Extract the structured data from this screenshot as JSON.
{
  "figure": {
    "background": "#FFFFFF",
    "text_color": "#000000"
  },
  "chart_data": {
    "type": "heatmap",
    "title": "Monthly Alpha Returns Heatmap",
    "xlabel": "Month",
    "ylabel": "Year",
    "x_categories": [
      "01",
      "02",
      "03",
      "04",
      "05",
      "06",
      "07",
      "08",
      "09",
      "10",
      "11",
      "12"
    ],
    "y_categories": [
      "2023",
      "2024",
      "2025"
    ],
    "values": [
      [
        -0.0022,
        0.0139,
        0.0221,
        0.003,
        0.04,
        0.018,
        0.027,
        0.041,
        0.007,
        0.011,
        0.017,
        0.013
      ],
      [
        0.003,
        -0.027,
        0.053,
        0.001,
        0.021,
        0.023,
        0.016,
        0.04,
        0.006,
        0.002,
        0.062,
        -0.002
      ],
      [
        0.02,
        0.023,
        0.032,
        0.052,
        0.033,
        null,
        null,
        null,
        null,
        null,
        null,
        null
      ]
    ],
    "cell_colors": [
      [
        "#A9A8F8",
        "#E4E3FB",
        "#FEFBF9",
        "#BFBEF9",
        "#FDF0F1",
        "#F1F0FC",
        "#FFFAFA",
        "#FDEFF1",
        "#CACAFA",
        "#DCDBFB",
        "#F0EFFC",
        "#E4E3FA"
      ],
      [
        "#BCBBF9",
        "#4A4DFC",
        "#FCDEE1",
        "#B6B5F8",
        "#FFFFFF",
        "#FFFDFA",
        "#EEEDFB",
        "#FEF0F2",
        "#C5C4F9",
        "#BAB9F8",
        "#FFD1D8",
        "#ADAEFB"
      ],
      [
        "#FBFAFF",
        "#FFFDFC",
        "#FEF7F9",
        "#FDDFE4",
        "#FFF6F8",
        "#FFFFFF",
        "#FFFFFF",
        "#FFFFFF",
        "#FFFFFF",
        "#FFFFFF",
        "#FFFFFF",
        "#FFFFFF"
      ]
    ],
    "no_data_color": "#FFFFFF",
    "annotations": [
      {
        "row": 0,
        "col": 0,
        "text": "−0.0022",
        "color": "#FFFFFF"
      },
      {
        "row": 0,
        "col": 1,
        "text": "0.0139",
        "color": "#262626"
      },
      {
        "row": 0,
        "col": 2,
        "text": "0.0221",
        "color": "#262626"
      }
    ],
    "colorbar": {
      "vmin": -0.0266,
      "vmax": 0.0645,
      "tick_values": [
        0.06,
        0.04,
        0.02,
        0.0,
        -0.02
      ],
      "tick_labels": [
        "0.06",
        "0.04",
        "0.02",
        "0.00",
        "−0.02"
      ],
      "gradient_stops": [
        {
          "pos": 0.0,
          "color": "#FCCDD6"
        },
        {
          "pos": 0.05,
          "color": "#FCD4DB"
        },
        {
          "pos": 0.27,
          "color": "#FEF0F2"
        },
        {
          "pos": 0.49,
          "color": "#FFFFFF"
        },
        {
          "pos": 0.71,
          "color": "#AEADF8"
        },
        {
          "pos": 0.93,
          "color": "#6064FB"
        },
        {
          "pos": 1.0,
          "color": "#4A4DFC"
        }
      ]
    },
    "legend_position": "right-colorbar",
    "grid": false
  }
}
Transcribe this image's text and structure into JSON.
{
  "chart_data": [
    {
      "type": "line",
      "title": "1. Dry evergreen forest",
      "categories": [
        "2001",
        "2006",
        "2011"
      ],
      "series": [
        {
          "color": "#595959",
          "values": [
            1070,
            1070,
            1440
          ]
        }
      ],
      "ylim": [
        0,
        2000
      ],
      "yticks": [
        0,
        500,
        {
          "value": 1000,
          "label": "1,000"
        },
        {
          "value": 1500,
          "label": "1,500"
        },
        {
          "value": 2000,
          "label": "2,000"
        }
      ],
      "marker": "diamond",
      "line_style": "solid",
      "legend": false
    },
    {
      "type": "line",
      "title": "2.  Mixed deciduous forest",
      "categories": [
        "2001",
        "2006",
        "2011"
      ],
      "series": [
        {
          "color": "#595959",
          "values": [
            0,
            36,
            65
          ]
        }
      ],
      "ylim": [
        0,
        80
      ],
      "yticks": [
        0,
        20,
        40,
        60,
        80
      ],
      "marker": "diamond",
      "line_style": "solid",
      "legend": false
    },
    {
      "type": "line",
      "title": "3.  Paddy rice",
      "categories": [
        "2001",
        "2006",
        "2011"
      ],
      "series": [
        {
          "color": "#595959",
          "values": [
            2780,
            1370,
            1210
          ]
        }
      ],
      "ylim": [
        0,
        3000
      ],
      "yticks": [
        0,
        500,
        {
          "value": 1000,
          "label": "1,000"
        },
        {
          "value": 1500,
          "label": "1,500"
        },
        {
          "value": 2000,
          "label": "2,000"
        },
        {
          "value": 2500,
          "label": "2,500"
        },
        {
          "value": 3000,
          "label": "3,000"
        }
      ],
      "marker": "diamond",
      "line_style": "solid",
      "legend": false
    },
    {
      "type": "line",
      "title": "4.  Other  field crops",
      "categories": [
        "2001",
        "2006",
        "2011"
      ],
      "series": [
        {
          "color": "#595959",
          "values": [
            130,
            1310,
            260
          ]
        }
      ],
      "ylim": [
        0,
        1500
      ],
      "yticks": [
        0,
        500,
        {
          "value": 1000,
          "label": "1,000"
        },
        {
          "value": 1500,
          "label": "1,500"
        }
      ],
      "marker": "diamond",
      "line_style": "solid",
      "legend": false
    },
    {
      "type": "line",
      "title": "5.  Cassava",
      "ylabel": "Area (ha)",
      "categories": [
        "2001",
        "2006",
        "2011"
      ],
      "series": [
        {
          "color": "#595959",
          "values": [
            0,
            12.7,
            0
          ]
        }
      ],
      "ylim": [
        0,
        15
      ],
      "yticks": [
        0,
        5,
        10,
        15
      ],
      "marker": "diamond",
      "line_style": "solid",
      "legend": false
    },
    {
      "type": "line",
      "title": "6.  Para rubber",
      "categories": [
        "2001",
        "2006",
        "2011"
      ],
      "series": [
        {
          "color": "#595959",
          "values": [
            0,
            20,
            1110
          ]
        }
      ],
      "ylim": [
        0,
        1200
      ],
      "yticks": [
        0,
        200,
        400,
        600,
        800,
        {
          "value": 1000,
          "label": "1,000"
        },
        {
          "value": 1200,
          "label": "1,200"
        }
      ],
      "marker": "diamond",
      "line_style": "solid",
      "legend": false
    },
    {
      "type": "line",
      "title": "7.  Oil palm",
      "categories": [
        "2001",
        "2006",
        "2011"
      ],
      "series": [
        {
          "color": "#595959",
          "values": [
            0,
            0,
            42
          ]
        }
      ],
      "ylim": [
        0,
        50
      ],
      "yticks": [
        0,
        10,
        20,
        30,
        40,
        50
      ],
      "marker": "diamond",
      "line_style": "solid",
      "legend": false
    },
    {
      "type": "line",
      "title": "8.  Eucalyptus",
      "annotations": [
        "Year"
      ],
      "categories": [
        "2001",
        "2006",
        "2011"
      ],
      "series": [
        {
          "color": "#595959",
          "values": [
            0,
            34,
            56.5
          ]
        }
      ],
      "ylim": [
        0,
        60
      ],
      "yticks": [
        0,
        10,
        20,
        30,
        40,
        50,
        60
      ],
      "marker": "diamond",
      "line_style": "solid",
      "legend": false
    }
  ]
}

====

WHAT TO PRODUCE: Copy each line of the data exactly, leaving nothing out.

TASK SOLUTION:
Extract the structured data from this screenshot as JSON.
{
  "figure": {
    "background": "#FFFFFF",
    "text_color": "#000000"
  },
  "chart_data": {
    "type": "heatmap",
    "title": "Monthly Alpha Returns Heatmap",
    "xlabel": "Month",
    "ylabel": "Year",
    "x_categories": [
      "01",
      "02",
      "03",
      "04",
      "05",
      "06",
      "07",
      "08",
      "09",
      "10",
      "11",
      "12"
    ],
    "y_categories": [
      "2023",
      "2024",
      "2025"
    ],
    "values": [
      [
        -0.0022,
        0.0139,
        0.0221,
        0.003,
        0.04,
        0.018,
        0.027,
        0.041,
        0.007,
        0.011,
        0.017,
        0.013
      ],
      [
        0.003,
        -0.027,
        0.053,
        0.001,
        0.021,
        0.023,
        0.016,
        0.04,
        0.006,
        0.002,
        0.062,
        -0.002
      ],
      [
        0.02,
        0.023,
        0.032,
        0.052,
        0.033,
        null,
        null,
        null,
        null,
        null,
        null,
        null
      ]
    ],
    "cell_colors": [
      [
        "#A9A8F8",
        "#E4E3FB",
        "#FEFBF9",
        "#BFBEF9",
        "#FDF0F1",
        "#F1F0FC",
        "#FFFAFA",
        "#FDEFF1",
        "#CACAFA",
        "#DCDBFB",
        "#F0EFFC",
        "#E4E3FA"
      ],
      [
        "#BCBBF9",
        "#4A4DFC",
        "#FCDEE1",
        "#B6B5F8",
        "#FFFFFF",
        "#FFFDFA",
        "#EEEDFB",
        "#FEF0F2",
        "#C5C4F9",
        "#BAB9F8",
        "#FFD1D8",
        "#ADAEFB"
      ],
      [
        "#FBFAFF",
        "#FFFDFC",
        "#FEF7F9",
        "#FDDFE4",
        "#FFF6F8",
        "#FFFFFF",
        "#FFFFFF",
        "#FFFFFF",
        "#FFFFFF",
        "#FFFFFF",
        "#FFFFFF",
        "#FFFFFF"
      ]
    ],
    "no_data_color": "#FFFFFF",
    "annotations": [
      {
        "row": 0,
        "col": 0,
        "text": "−0.0022",
        "color": "#FFFFFF"
      },
      {
        "row": 0,
        "col": 1,
        "text": "0.0139",
        "color": "#262626"
      },
      {
        "row": 0,
        "col": 2,
        "text": "0.0221",
        "color": "#262626"
      }
    ],
    "colorbar": {
      "vmin": -0.0266,
      "vmax": 0.0645,
      "tick_values": [
        0.06,
        0.04,
        0.02,
        0.0,
        -0.02
      ],
      "tick_labels": [
        "0.06",
        "0.04",
        "0.02",
        "0.00",
        "−0.02"
      ],
      "gradient_stops": [
        {
          "pos": 0.0,
          "color": "#FCCDD6"
        },
        {
          "pos": 0.05,
          "color": "#FCD4DB"
        },
        {
          "pos": 0.27,
          "color": "#FEF0F2"
        },
        {
          "pos": 0.49,
          "color": "#FFFFFF"
        },
        {
          "pos": 0.71,
          "color": "#AEADF8"
        },
        {
          "pos": 0.93,
          "color": "#6064FB"
        },
        {
          "pos": 1.0,
          "color": "#4A4DFC"
        }
      ]
    },
    "legend_position": "right-colorbar",
    "grid": false
  }
}
Transcribe this image's text and structure into JSON.
{
  "chart_data": [
    {
      "type": "line",
      "title": "1. Dry evergreen forest",
      "categories": [
        "2001",
        "2006",
        "2011"
      ],
      "series": [
        {
          "color": "#595959",
          "values": [
            1070,
            1070,
            1440
          ]
        }
      ],
      "ylim": [
        0,
        2000
      ],
      "yticks": [
        0,
        500,
        {
          "value": 1000,
          "label": "1,000"
        },
        {
          "value": 1500,
          "label": "1,500"
        },
        {
          "value": 2000,
          "label": "2,000"
        }
      ],
      "marker": "diamond",
      "line_style": "solid",
      "legend": false
    },
    {
      "type": "line",
      "title": "2.  Mixed deciduous forest",
      "categories": [
        "2001",
        "2006",
        "2011"
      ],
      "series": [
        {
          "color": "#595959",
          "values": [
            0,
            36,
            65
          ]
        }
      ],
      "ylim": [
        0,
        80
      ],
      "yticks": [
        0,
        20,
        40,
        60,
        80
      ],
      "marker": "diamond",
      "line_style": "solid",
      "legend": false
    },
    {
      "type": "line",
      "title": "3.  Paddy rice",
      "categories": [
        "2001",
        "2006",
        "2011"
      ],
      "series": [
        {
          "color": "#595959",
          "values": [
            2780,
            1370,
            1210
          ]
        }
      ],
      "ylim": [
        0,
        3000
      ],
      "yticks": [
        0,
        500,
        {
          "value": 1000,
          "label": "1,000"
        },
        {
          "value": 1500,
          "label": "1,500"
        },
        {
          "value": 2000,
          "label": "2,000"
        },
        {
          "value": 2500,
          "label": "2,500"
        },
        {
          "value": 3000,
          "label": "3,000"
        }
      ],
      "marker": "diamond",
      "line_style": "solid",
      "legend": false
    },
    {
      "type": "line",
      "title": "4.  Other  field crops",
      "categories": [
        "2001",
        "2006",
        "2011"
      ],
      "series": [
        {
          "color": "#595959",
          "values": [
            130,
            1310,
            260
          ]
        }
      ],
      "ylim": [
        0,
        1500
      ],
      "yticks": [
        0,
        500,
        {
          "value": 1000,
          "label": "1,000"
        },
        {
          "value": 1500,
          "label": "1,500"
        }
      ],
      "marker": "diamond",
      "line_style": "solid",
      "legend": false
    },
    {
      "type": "line",
      "title": "5.  Cassava",
      "ylabel": "Area (ha)",
      "categories": [
        "2001",
        "2006",
        "2011"
      ],
      "series": [
        {
          "color": "#595959",
          "values": [
            0,
            12.7,
            0
          ]
        }
      ],
      "ylim": [
        0,
        15
      ],
      "yticks": [
        0,
        5,
        10,
        15
      ],
      "marker": "diamond",
      "line_style": "solid",
      "legend": false
    },
    {
      "type": "line",
      "title": "6.  Para rubber",
      "categories": [
        "2001",
        "2006",
        "2011"
      ],
      "series": [
        {
          "color": "#595959",
          "values": [
            0,
            20,
            1110
          ]
        }
      ],
      "ylim": [
        0,
        1200
      ],
      "yticks": [
        0,
        200,
        400,
        600,
        800,
        {
          "value": 1000,
          "label": "1,000"
        },
        {
          "value": 1200,
          "label": "1,200"
        }
      ],
      "marker": "diamond",
      "line_style": "solid",
      "legend": false
    },
    {
      "type": "line",
      "title": "7.  Oil palm",
      "categories": [
        "2001",
        "2006",
        "2011"
      ],
      "series": [
        {
          "color": "#595959",
          "values": [
            0,
            0,
            42
          ]
        }
      ],
      "ylim": [
        0,
        50
      ],
      "yticks": [
        0,
        10,
        20,
        30,
        40,
        50
      ],
      "marker": "diamond",
      "line_style": "solid",
      "legend": false
    },
    {
      "type": "line",
      "title": "8.  Eucalyptus",
      "annotations": [
        "Year"
      ],
      "categories": [
        "2001",
        "2006",
        "2011"
      ],
      "series": [
        {
          "color": "#595959",
          "values": [
            0,
            34,
            56.5
          ]
        }
      ],
      "ylim": [
        0,
        60
      ],
      "yticks": [
        0,
        10,
        20,
        30,
        40,
        50,
        60
      ],
      "marker": "diamond",
      "line_style": "solid",
      "legend": false
    }
  ]
}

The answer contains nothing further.